== Exercise task ==
Identify every line in the records below that contains the word "this", and reproduce each one.

== Entries provided ==

• • • • •

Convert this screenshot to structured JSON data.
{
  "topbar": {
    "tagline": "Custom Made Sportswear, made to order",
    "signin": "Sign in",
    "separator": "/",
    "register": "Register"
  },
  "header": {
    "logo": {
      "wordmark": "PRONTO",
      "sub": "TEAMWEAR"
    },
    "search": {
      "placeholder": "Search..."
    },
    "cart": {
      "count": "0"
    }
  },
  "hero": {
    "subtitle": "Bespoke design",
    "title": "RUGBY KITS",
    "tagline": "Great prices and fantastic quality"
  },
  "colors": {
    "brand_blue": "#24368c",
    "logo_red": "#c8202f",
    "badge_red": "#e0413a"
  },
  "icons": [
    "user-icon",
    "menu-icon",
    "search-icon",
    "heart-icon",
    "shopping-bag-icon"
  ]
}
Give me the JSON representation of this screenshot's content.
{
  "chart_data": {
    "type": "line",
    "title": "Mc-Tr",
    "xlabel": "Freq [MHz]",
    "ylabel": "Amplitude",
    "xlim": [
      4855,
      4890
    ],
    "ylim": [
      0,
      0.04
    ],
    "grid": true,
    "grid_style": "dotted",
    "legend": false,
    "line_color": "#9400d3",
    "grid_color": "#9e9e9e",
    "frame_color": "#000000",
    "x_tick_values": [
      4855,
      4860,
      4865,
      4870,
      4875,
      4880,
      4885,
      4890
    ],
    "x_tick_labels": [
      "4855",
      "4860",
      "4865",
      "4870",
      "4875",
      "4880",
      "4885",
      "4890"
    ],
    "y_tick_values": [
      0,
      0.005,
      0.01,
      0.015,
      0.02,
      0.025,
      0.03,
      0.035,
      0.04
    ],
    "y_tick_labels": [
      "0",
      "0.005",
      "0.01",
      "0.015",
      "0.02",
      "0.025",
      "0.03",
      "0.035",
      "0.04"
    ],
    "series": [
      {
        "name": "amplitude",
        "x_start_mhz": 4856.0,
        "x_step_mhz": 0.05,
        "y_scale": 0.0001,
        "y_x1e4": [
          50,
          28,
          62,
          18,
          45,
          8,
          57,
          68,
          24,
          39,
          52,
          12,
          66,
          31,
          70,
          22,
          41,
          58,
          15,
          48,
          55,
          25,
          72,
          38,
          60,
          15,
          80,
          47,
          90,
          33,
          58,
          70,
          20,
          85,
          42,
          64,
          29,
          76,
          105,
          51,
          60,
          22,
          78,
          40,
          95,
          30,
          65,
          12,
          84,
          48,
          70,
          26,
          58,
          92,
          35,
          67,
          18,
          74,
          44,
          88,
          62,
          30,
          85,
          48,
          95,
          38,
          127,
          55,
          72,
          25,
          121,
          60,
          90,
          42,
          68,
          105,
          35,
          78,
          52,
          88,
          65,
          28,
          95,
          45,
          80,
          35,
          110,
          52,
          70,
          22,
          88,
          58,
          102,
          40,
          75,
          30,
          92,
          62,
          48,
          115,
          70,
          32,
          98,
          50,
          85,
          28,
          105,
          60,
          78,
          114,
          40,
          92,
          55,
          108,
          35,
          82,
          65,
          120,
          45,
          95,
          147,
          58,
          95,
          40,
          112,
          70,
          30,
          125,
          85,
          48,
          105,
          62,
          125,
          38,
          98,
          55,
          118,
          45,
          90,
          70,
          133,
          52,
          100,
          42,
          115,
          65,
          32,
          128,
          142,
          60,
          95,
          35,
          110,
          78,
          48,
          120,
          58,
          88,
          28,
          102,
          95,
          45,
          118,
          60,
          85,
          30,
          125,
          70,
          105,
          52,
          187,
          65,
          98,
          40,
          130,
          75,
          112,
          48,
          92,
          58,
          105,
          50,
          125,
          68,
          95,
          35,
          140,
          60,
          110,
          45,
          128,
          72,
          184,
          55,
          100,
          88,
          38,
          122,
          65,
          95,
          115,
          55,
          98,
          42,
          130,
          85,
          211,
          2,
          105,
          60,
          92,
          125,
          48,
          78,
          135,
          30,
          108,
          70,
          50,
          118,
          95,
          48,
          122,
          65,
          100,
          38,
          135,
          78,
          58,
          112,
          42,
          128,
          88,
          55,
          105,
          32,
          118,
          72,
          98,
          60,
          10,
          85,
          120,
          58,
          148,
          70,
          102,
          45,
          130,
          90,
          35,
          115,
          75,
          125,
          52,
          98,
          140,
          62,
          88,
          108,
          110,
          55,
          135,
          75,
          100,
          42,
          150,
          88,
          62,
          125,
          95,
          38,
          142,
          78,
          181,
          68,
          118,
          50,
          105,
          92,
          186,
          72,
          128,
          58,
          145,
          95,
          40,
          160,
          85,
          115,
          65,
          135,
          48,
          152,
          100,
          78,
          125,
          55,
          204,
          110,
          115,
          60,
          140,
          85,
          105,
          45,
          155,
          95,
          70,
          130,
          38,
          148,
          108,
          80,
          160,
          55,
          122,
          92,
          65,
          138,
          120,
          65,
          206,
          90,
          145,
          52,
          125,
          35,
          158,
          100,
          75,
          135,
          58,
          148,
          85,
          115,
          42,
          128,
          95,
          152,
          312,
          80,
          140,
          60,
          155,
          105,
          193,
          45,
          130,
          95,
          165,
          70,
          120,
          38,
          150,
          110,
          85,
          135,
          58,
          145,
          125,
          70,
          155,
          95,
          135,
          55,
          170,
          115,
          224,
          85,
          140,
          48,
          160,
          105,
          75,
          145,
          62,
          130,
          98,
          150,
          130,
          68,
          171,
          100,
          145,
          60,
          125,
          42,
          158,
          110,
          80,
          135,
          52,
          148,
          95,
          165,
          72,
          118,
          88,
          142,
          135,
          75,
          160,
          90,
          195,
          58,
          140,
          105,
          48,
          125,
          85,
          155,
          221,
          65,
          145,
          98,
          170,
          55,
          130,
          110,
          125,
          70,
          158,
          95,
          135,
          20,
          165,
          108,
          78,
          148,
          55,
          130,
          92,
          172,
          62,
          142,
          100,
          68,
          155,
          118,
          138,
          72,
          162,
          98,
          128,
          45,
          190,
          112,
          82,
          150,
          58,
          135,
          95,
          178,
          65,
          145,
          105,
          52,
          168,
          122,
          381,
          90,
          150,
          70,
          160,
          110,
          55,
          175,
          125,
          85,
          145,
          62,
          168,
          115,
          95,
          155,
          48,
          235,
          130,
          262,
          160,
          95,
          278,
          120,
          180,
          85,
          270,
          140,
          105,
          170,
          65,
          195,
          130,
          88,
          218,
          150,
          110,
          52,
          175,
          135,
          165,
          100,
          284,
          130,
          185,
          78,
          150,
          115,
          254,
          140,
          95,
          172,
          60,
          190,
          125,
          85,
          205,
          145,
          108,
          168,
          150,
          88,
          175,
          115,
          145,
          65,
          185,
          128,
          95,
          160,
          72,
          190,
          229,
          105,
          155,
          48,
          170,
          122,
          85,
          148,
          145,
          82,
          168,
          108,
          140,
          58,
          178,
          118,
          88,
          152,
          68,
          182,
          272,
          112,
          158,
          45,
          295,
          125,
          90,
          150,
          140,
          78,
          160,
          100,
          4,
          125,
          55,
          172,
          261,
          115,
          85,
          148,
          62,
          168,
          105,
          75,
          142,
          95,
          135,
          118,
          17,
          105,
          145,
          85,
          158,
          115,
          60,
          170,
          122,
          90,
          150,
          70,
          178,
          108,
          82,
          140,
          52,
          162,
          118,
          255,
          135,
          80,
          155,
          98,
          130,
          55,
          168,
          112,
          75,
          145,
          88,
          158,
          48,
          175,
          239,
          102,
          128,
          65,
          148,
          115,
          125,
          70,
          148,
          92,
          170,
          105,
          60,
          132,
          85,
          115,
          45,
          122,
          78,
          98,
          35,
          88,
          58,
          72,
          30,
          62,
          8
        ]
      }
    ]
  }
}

• • • • •

== The completed task ==
Convert this screenshot to structured JSON data.
Give me the JSON representation of this screenshot's content.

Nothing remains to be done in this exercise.